Required work ->
Restate the whole of the material. Keep every word, and drop the pictures.

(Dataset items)

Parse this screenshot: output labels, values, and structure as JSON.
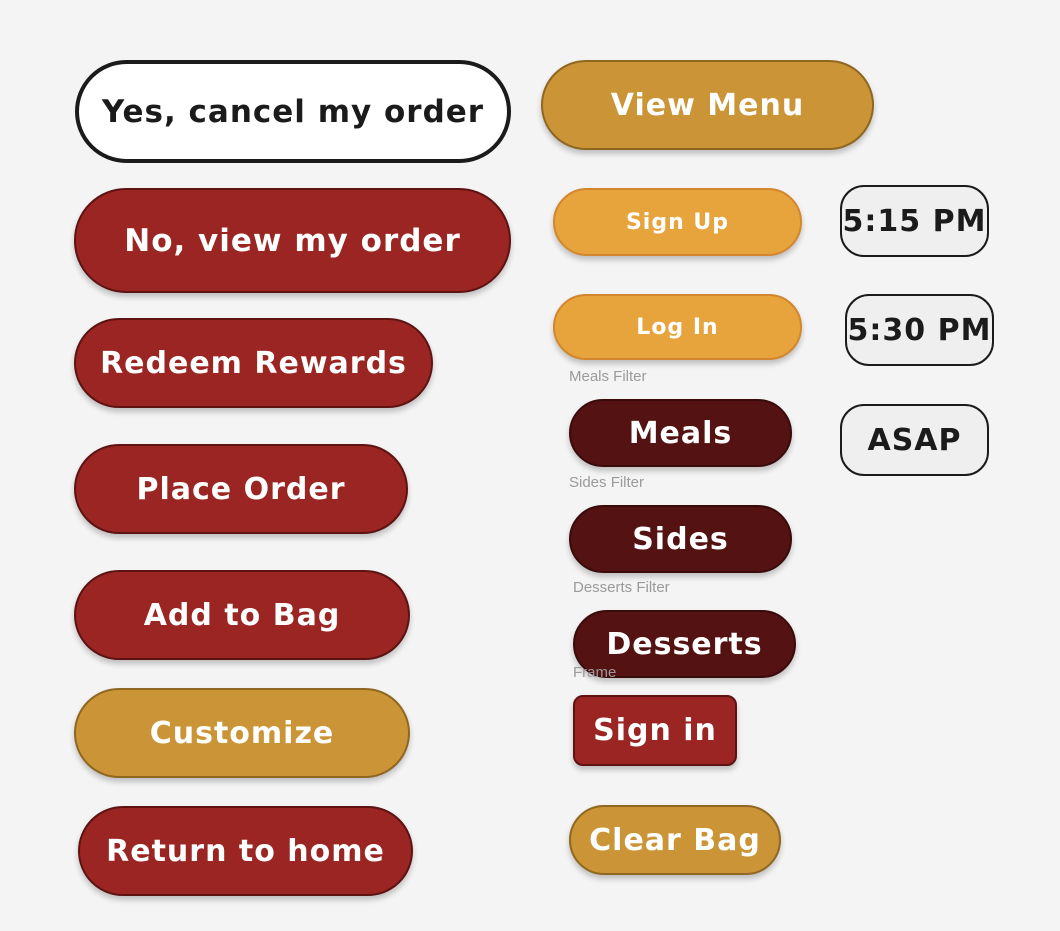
{
  "buttons": {
    "cancel_order": "Yes, cancel my order",
    "view_menu": "View Menu",
    "view_order": "No, view my order",
    "sign_up": "Sign Up",
    "time_515": "5:15 PM",
    "log_in": "Log In",
    "time_530": "5:30 PM",
    "redeem_rewards": "Redeem Rewards",
    "meals": "Meals",
    "asap": "ASAP",
    "place_order": "Place Order",
    "sides": "Sides",
    "add_to_bag": "Add to Bag",
    "desserts": "Desserts",
    "customize": "Customize",
    "sign_in": "Sign in",
    "return_home": "Return to home",
    "clear_bag": "Clear Bag"
  },
  "labels": {
    "meals_filter": "Meals Filter",
    "sides_filter": "Sides Filter",
    "desserts_filter": "Desserts Filter",
    "frame": "Frame"
  },
  "colors": {
    "red": "#9b2522",
    "gold": "#cb9537",
    "amber": "#e8a43c",
    "maroon": "#541212",
    "background": "#f4f4f4"
  }
}
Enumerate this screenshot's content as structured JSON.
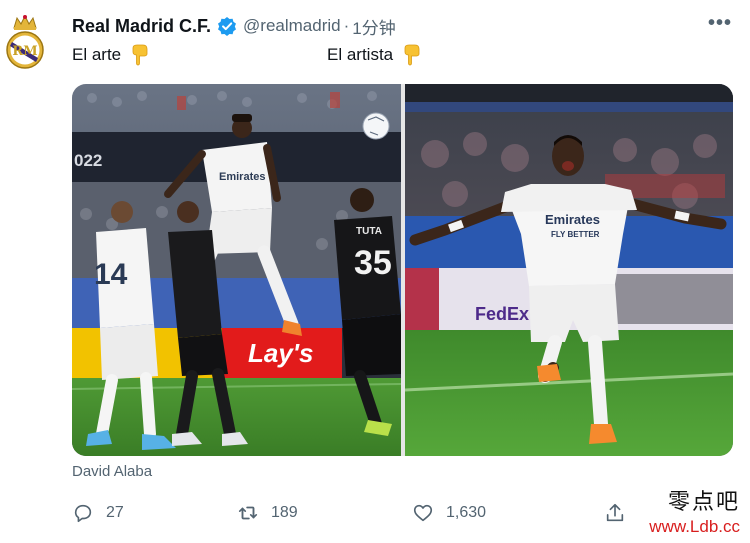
{
  "tweet": {
    "author": {
      "display_name": "Real Madrid C.F.",
      "handle": "@realmadrid",
      "verified_icon": "verified-badge-icon",
      "avatar_icon": "real-madrid-crest-icon"
    },
    "separator": "·",
    "timestamp": "1分钟",
    "more_icon": "more-options-icon",
    "more_label": "•••",
    "captions": {
      "left": "El arte",
      "right": "El artista",
      "emoji_icon": "pointing-down-emoji-icon"
    },
    "media": {
      "left_photo": {
        "jersey_number_left": "14",
        "jersey_number_right": "35",
        "jersey_name_right": "TUTA",
        "stand_board_text": "022",
        "sponsor_text": "Emirates"
      },
      "right_photo": {
        "sponsor_text": "Emirates",
        "ad_board_text": "FedEx"
      }
    },
    "media_caption": "David Alaba",
    "actions": {
      "reply_count": "27",
      "retweet_count": "189",
      "like_count": "1,630"
    }
  },
  "watermark": {
    "chinese": "零点吧",
    "url": "www.Ldb.cc"
  },
  "colors": {
    "brand_blue": "#1d9bf0",
    "secondary_text": "#536471",
    "watermark_red": "#d81e1e",
    "pitch_green": "#3f8a2c"
  }
}
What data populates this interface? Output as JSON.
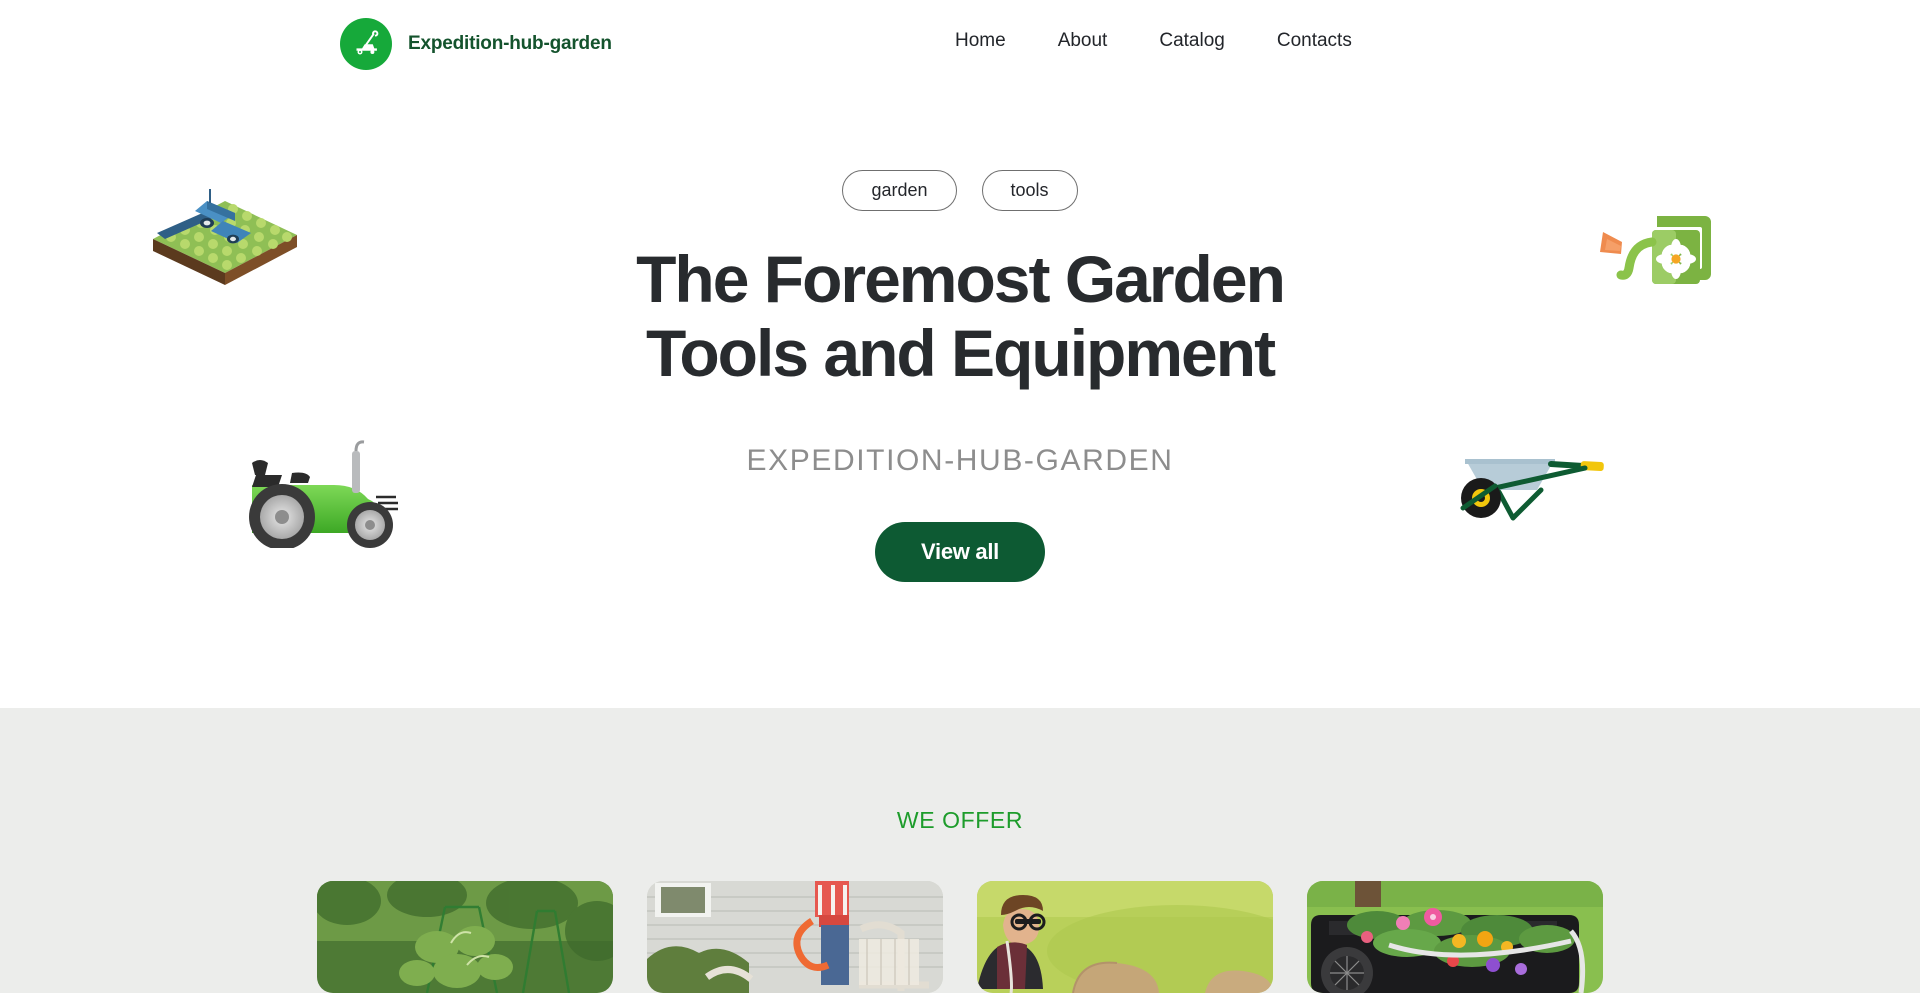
{
  "header": {
    "brand_name": "Expedition-hub-garden",
    "logo_icon": "lawnmower-icon",
    "nav": [
      {
        "label": "Home"
      },
      {
        "label": "About"
      },
      {
        "label": "Catalog"
      },
      {
        "label": "Contacts"
      }
    ]
  },
  "hero": {
    "pills": [
      {
        "label": "garden"
      },
      {
        "label": "tools"
      }
    ],
    "headline_line1": "The Foremost Garden",
    "headline_line2": "Tools and Equipment",
    "subheadline": "EXPEDITION-HUB-GARDEN",
    "cta_label": "View all",
    "decorations": [
      {
        "name": "isometric-farm-field-illustration"
      },
      {
        "name": "watering-can-illustration"
      },
      {
        "name": "green-tractor-illustration"
      },
      {
        "name": "wheelbarrow-illustration"
      }
    ]
  },
  "offer": {
    "title": "WE OFFER",
    "cards": [
      {
        "name": "offer-card-garden-trellis-plants"
      },
      {
        "name": "offer-card-person-with-hose-and-cart"
      },
      {
        "name": "offer-card-man-on-lawn-with-soil-bags"
      },
      {
        "name": "offer-card-garden-cart-with-flowers"
      }
    ]
  },
  "colors": {
    "brand_green": "#16a93a",
    "brand_dark_green": "#14532d",
    "cta_green": "#0d5a33",
    "offer_title_green": "#1d9c2b",
    "offer_bg": "#ecedeb",
    "headline": "#282b2e",
    "subhead": "#8d8d8d"
  }
}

Complete answer ->
Parse this screenshot: output labels, values, and structure as JSON.
{
  "buttons": {
    "cancel_order": "Yes, cancel my order",
    "view_menu": "View Menu",
    "view_order": "No, view my order",
    "sign_up": "Sign Up",
    "time_515": "5:15 PM",
    "log_in": "Log In",
    "time_530": "5:30 PM",
    "redeem_rewards": "Redeem Rewards",
    "meals": "Meals",
    "asap": "ASAP",
    "place_order": "Place Order",
    "sides": "Sides",
    "add_to_bag": "Add to Bag",
    "desserts": "Desserts",
    "customize": "Customize",
    "sign_in": "Sign in",
    "return_home": "Return to home",
    "clear_bag": "Clear Bag"
  },
  "labels": {
    "meals_filter": "Meals Filter",
    "sides_filter": "Sides Filter",
    "desserts_filter": "Desserts Filter",
    "frame": "Frame"
  },
  "colors": {
    "red": "#9b2522",
    "gold": "#cb9537",
    "amber": "#e8a43c",
    "maroon": "#541212",
    "background": "#f4f4f4"
  }
}
Enumerate this screenshot's content as structured JSON.
{
  "tweet": {
    "author": {
      "display_name": "Real Madrid C.F.",
      "handle": "@realmadrid",
      "verified_icon": "verified-badge-icon",
      "avatar_icon": "real-madrid-crest-icon"
    },
    "separator": "·",
    "timestamp": "1分钟",
    "more_icon": "more-options-icon",
    "more_label": "•••",
    "captions": {
      "left": "El arte",
      "right": "El artista",
      "emoji_icon": "pointing-down-emoji-icon"
    },
    "media": {
      "left_photo": {
        "jersey_number_left": "14",
        "jersey_number_right": "35",
        "jersey_name_right": "TUTA",
        "stand_board_text": "022",
        "sponsor_text": "Emirates"
      },
      "right_photo": {
        "sponsor_text": "Emirates",
        "ad_board_text": "FedEx"
      }
    },
    "media_caption": "David Alaba",
    "actions": {
      "reply_count": "27",
      "retweet_count": "189",
      "like_count": "1,630"
    }
  },
  "watermark": {
    "chinese": "零点吧",
    "url": "www.Ldb.cc"
  },
  "colors": {
    "brand_blue": "#1d9bf0",
    "secondary_text": "#536471",
    "watermark_red": "#d81e1e",
    "pitch_green": "#3f8a2c"
  }
}
What data populates this interface? Output as JSON.
{
  "header": {
    "brand_name": "Expedition-hub-garden",
    "logo_icon": "lawnmower-icon",
    "nav": [
      {
        "label": "Home"
      },
      {
        "label": "About"
      },
      {
        "label": "Catalog"
      },
      {
        "label": "Contacts"
      }
    ]
  },
  "hero": {
    "pills": [
      {
        "label": "garden"
      },
      {
        "label": "tools"
      }
    ],
    "headline_line1": "The Foremost Garden",
    "headline_line2": "Tools and Equipment",
    "subheadline": "EXPEDITION-HUB-GARDEN",
    "cta_label": "View all",
    "decorations": [
      {
        "name": "isometric-farm-field-illustration"
      },
      {
        "name": "watering-can-illustration"
      },
      {
        "name": "green-tractor-illustration"
      },
      {
        "name": "wheelbarrow-illustration"
      }
    ]
  },
  "offer": {
    "title": "WE OFFER",
    "cards": [
      {
        "name": "offer-card-garden-trellis-plants"
      },
      {
        "name": "offer-card-person-with-hose-and-cart"
      },
      {
        "name": "offer-card-man-on-lawn-with-soil-bags"
      },
      {
        "name": "offer-card-garden-cart-with-flowers"
      }
    ]
  },
  "colors": {
    "brand_green": "#16a93a",
    "brand_dark_green": "#14532d",
    "cta_green": "#0d5a33",
    "offer_title_green": "#1d9c2b",
    "offer_bg": "#ecedeb",
    "headline": "#282b2e",
    "subhead": "#8d8d8d"
  }
}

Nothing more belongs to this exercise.